◆ GIVEN REQUEST ◆
Going through the material below, please gather all lines with the word "prédéfini" in them.

◆ MATERIAL FOR THIS TASK ◆
------------------------------------------------------------------------
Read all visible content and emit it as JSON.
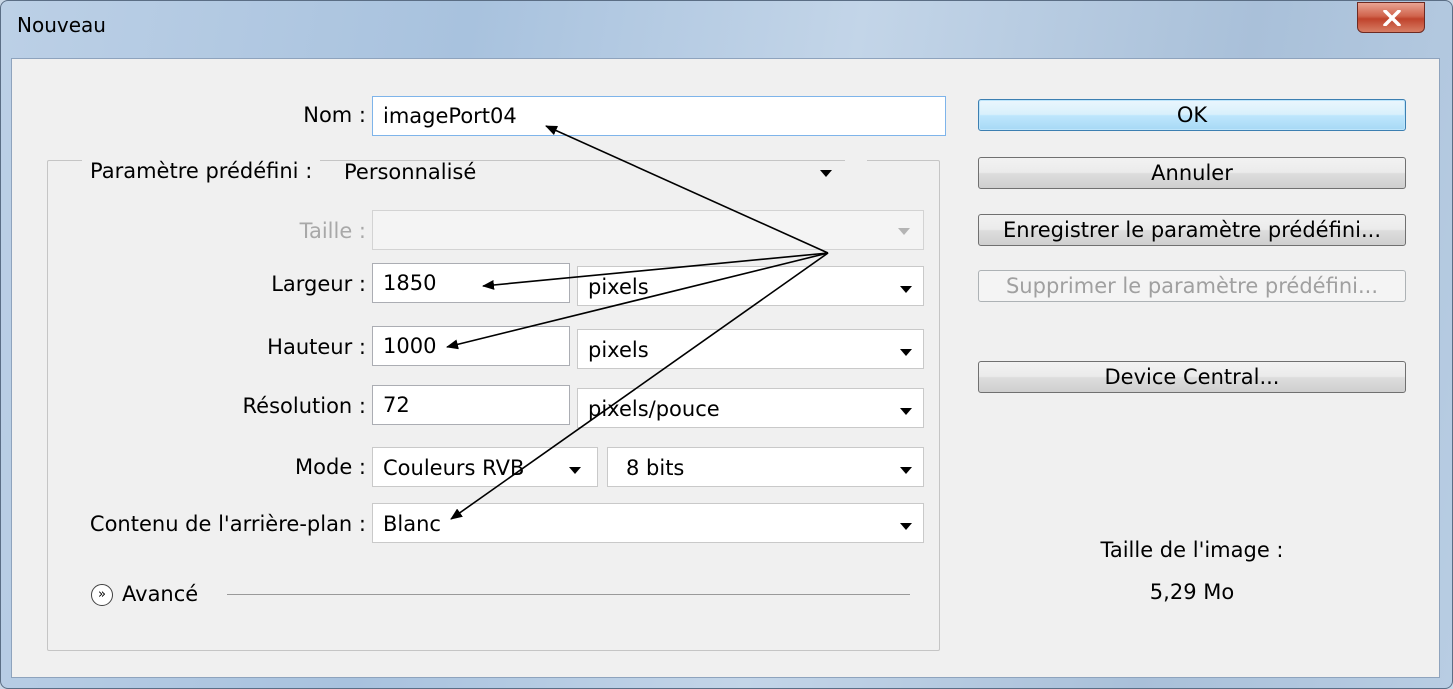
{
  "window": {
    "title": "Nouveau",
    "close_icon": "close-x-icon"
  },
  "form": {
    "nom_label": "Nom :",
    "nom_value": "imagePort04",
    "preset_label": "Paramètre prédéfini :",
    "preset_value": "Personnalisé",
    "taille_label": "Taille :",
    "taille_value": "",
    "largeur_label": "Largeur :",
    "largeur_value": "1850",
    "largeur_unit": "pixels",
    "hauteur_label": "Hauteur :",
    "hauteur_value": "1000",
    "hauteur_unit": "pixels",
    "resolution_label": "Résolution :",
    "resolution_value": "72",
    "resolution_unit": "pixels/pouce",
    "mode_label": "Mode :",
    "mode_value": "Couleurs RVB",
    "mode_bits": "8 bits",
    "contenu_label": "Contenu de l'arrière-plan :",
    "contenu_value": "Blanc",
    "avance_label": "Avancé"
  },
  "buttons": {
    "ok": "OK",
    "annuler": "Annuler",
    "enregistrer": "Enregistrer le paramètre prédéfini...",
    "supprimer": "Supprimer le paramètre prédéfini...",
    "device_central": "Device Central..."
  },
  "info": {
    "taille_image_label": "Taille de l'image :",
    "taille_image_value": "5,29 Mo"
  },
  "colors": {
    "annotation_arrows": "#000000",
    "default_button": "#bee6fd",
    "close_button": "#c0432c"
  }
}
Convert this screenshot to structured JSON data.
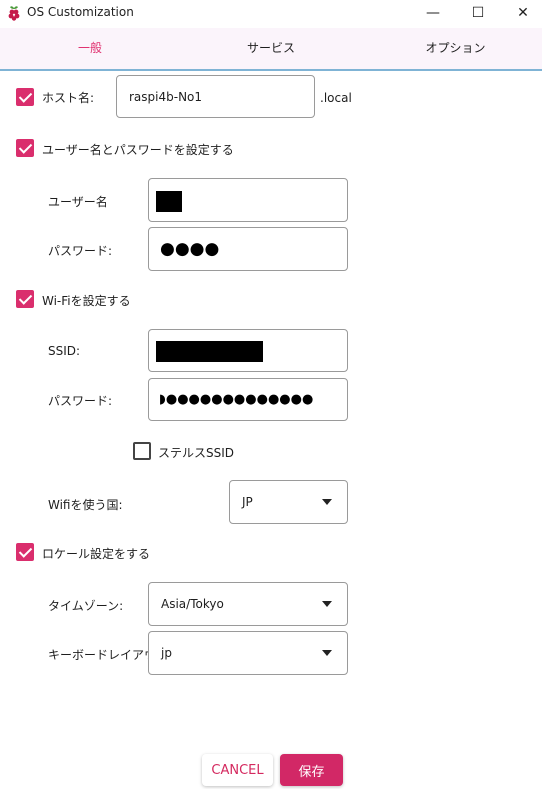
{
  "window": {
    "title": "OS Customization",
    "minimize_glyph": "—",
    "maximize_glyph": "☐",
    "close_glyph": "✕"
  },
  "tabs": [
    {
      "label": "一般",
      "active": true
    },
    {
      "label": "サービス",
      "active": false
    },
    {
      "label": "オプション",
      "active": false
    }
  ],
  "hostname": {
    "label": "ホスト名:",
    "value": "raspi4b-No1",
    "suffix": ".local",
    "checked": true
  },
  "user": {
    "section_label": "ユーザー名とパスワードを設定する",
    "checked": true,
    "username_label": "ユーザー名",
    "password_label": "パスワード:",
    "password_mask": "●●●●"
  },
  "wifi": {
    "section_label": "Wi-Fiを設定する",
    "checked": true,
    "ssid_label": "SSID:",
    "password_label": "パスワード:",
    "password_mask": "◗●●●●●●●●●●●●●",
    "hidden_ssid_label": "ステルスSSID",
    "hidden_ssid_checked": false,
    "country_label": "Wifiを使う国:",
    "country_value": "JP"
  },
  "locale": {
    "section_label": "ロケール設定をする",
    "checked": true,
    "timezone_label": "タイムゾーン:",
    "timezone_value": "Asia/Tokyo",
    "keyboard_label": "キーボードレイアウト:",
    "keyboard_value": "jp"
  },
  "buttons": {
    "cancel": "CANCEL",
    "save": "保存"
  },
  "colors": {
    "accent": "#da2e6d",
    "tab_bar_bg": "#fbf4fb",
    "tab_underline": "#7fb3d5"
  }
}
------------------------------------------------------------------------
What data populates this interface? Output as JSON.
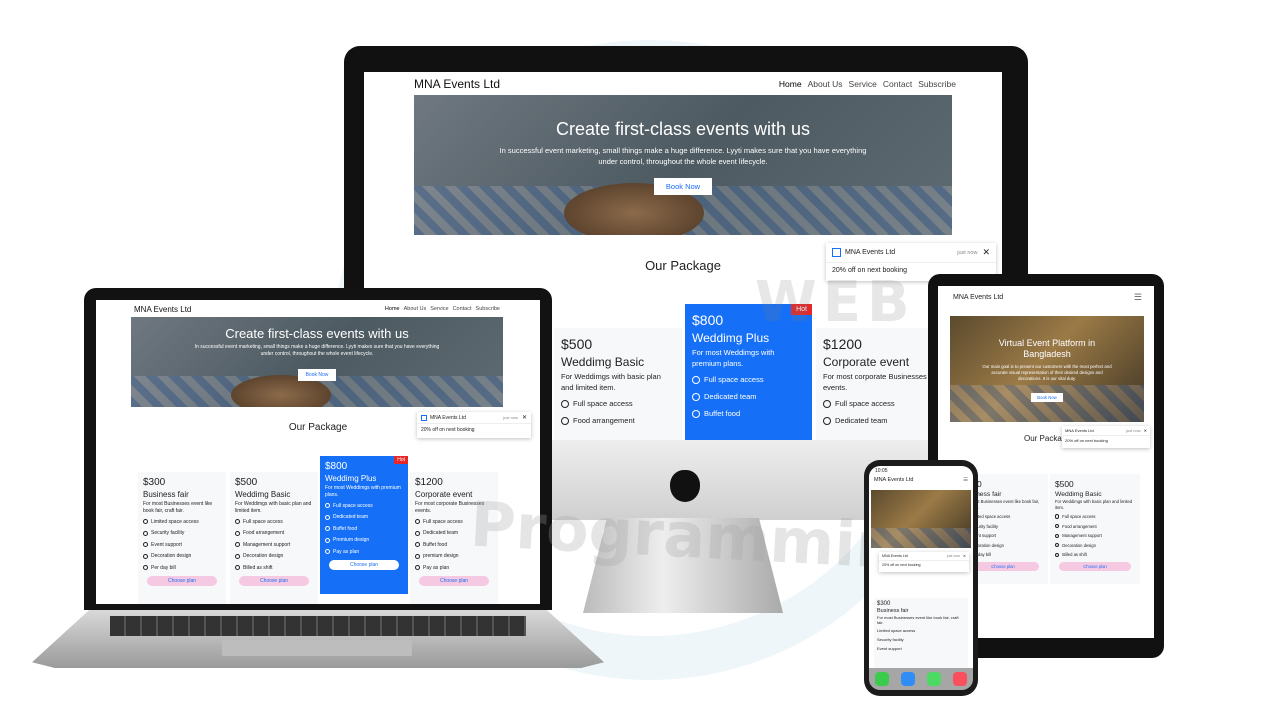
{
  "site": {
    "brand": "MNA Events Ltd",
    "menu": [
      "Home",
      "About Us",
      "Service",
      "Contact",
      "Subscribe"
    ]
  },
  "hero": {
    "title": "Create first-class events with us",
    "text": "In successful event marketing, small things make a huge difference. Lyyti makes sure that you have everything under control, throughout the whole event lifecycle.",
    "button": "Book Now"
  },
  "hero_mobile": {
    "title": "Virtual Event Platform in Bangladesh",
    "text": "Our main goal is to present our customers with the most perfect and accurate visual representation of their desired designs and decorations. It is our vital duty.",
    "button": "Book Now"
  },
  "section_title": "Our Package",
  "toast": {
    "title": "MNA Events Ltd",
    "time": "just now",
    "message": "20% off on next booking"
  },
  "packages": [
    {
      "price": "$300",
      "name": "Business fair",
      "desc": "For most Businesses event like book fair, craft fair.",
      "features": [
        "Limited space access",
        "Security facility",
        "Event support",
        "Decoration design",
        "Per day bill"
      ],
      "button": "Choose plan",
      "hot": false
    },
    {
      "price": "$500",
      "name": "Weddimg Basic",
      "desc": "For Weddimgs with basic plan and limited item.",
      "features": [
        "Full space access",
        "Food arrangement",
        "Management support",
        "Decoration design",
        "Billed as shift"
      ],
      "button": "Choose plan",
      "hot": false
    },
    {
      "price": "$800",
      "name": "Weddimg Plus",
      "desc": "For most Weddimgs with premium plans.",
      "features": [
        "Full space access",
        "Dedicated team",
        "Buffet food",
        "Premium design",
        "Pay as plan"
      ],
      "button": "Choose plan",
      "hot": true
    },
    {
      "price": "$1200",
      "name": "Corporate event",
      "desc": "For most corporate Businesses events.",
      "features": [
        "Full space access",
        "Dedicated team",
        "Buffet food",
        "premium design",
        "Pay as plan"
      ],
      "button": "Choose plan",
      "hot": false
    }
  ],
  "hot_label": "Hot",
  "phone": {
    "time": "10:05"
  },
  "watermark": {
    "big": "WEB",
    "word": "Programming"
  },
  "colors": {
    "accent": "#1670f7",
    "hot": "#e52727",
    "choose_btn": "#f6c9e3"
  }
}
------------------------------------------------------------------------
◆ SOLUTION TO THIS TASK ◆
    "preset_label": "Paramètre prédéfini :",
    "enregistrer": "Enregistrer le paramètre prédéfini...",
    "supprimer": "Supprimer le paramètre prédéfini...",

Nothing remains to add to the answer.